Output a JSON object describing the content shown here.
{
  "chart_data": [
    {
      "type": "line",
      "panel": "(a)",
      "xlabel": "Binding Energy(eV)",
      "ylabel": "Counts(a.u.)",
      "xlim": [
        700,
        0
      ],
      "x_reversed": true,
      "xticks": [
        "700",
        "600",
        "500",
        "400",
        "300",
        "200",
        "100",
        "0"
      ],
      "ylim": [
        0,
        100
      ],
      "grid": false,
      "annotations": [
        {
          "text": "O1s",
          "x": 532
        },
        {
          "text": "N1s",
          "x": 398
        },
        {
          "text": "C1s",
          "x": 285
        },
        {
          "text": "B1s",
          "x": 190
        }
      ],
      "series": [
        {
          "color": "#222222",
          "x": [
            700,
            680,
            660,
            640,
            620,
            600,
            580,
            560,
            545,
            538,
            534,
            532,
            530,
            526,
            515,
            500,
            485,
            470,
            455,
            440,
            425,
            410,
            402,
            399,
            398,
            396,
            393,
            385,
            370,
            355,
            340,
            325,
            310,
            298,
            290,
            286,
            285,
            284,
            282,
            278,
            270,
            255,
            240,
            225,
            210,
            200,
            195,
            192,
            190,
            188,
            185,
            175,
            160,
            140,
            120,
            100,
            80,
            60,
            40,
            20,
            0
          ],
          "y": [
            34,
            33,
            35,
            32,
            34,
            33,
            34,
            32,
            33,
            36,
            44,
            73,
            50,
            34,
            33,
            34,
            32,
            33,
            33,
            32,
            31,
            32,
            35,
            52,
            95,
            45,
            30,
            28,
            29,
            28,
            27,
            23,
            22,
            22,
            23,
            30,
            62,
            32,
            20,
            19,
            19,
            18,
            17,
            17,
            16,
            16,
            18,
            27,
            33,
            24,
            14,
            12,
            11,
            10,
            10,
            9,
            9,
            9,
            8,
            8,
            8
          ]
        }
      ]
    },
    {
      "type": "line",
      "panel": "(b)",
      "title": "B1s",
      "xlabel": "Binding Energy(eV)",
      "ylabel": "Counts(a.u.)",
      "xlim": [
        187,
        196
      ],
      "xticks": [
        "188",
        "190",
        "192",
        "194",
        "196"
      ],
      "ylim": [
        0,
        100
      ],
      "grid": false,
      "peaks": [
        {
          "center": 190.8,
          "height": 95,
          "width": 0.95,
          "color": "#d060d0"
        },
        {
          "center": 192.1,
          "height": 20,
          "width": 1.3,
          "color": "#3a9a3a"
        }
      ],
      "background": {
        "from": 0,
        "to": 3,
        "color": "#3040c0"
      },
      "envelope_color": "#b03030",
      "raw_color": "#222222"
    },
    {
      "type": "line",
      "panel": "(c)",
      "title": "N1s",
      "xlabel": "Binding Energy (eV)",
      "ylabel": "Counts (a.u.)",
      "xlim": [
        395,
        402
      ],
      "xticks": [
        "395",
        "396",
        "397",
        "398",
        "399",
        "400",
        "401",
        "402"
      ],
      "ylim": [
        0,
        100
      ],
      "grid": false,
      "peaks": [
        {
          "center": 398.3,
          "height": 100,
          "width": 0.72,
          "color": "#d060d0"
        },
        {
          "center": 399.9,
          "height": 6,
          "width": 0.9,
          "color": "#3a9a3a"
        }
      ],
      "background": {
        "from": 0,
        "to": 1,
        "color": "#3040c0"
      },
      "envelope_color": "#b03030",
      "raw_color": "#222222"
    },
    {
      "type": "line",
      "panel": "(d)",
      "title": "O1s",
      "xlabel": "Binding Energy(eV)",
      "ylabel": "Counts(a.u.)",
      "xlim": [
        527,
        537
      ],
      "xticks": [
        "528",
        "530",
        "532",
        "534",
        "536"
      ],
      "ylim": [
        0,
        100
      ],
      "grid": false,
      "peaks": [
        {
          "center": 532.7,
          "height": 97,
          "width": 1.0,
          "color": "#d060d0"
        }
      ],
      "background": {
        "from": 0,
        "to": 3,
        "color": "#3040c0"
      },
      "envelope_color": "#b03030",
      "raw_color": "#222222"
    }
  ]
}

[Task brief] The data above must be returned in full, exactly as written.

[Result]
Output a JSON object describing the content shown here.
{
  "chart_data": [
    {
      "type": "line",
      "panel": "(a)",
      "xlabel": "Binding Energy(eV)",
      "ylabel": "Counts(a.u.)",
      "xlim": [
        700,
        0
      ],
      "x_reversed": true,
      "xticks": [
        "700",
        "600",
        "500",
        "400",
        "300",
        "200",
        "100",
        "0"
      ],
      "ylim": [
        0,
        100
      ],
      "grid": false,
      "annotations": [
        {
          "text": "O1s",
          "x": 532
        },
        {
          "text": "N1s",
          "x": 398
        },
        {
          "text": "C1s",
          "x": 285
        },
        {
          "text": "B1s",
          "x": 190
        }
      ],
      "series": [
        {
          "color": "#222222",
          "x": [
            700,
            680,
            660,
            640,
            620,
            600,
            580,
            560,
            545,
            538,
            534,
            532,
            530,
            526,
            515,
            500,
            485,
            470,
            455,
            440,
            425,
            410,
            402,
            399,
            398,
            396,
            393,
            385,
            370,
            355,
            340,
            325,
            310,
            298,
            290,
            286,
            285,
            284,
            282,
            278,
            270,
            255,
            240,
            225,
            210,
            200,
            195,
            192,
            190,
            188,
            185,
            175,
            160,
            140,
            120,
            100,
            80,
            60,
            40,
            20,
            0
          ],
          "y": [
            34,
            33,
            35,
            32,
            34,
            33,
            34,
            32,
            33,
            36,
            44,
            73,
            50,
            34,
            33,
            34,
            32,
            33,
            33,
            32,
            31,
            32,
            35,
            52,
            95,
            45,
            30,
            28,
            29,
            28,
            27,
            23,
            22,
            22,
            23,
            30,
            62,
            32,
            20,
            19,
            19,
            18,
            17,
            17,
            16,
            16,
            18,
            27,
            33,
            24,
            14,
            12,
            11,
            10,
            10,
            9,
            9,
            9,
            8,
            8,
            8
          ]
        }
      ]
    },
    {
      "type": "line",
      "panel": "(b)",
      "title": "B1s",
      "xlabel": "Binding Energy(eV)",
      "ylabel": "Counts(a.u.)",
      "xlim": [
        187,
        196
      ],
      "xticks": [
        "188",
        "190",
        "192",
        "194",
        "196"
      ],
      "ylim": [
        0,
        100
      ],
      "grid": false,
      "peaks": [
        {
          "center": 190.8,
          "height": 95,
          "width": 0.95,
          "color": "#d060d0"
        },
        {
          "center": 192.1,
          "height": 20,
          "width": 1.3,
          "color": "#3a9a3a"
        }
      ],
      "background": {
        "from": 0,
        "to": 3,
        "color": "#3040c0"
      },
      "envelope_color": "#b03030",
      "raw_color": "#222222"
    },
    {
      "type": "line",
      "panel": "(c)",
      "title": "N1s",
      "xlabel": "Binding Energy (eV)",
      "ylabel": "Counts (a.u.)",
      "xlim": [
        395,
        402
      ],
      "xticks": [
        "395",
        "396",
        "397",
        "398",
        "399",
        "400",
        "401",
        "402"
      ],
      "ylim": [
        0,
        100
      ],
      "grid": false,
      "peaks": [
        {
          "center": 398.3,
          "height": 100,
          "width": 0.72,
          "color": "#d060d0"
        },
        {
          "center": 399.9,
          "height": 6,
          "width": 0.9,
          "color": "#3a9a3a"
        }
      ],
      "background": {
        "from": 0,
        "to": 1,
        "color": "#3040c0"
      },
      "envelope_color": "#b03030",
      "raw_color": "#222222"
    },
    {
      "type": "line",
      "panel": "(d)",
      "title": "O1s",
      "xlabel": "Binding Energy(eV)",
      "ylabel": "Counts(a.u.)",
      "xlim": [
        527,
        537
      ],
      "xticks": [
        "528",
        "530",
        "532",
        "534",
        "536"
      ],
      "ylim": [
        0,
        100
      ],
      "grid": false,
      "peaks": [
        {
          "center": 532.7,
          "height": 97,
          "width": 1.0,
          "color": "#d060d0"
        }
      ],
      "background": {
        "from": 0,
        "to": 3,
        "color": "#3040c0"
      },
      "envelope_color": "#b03030",
      "raw_color": "#222222"
    }
  ]
}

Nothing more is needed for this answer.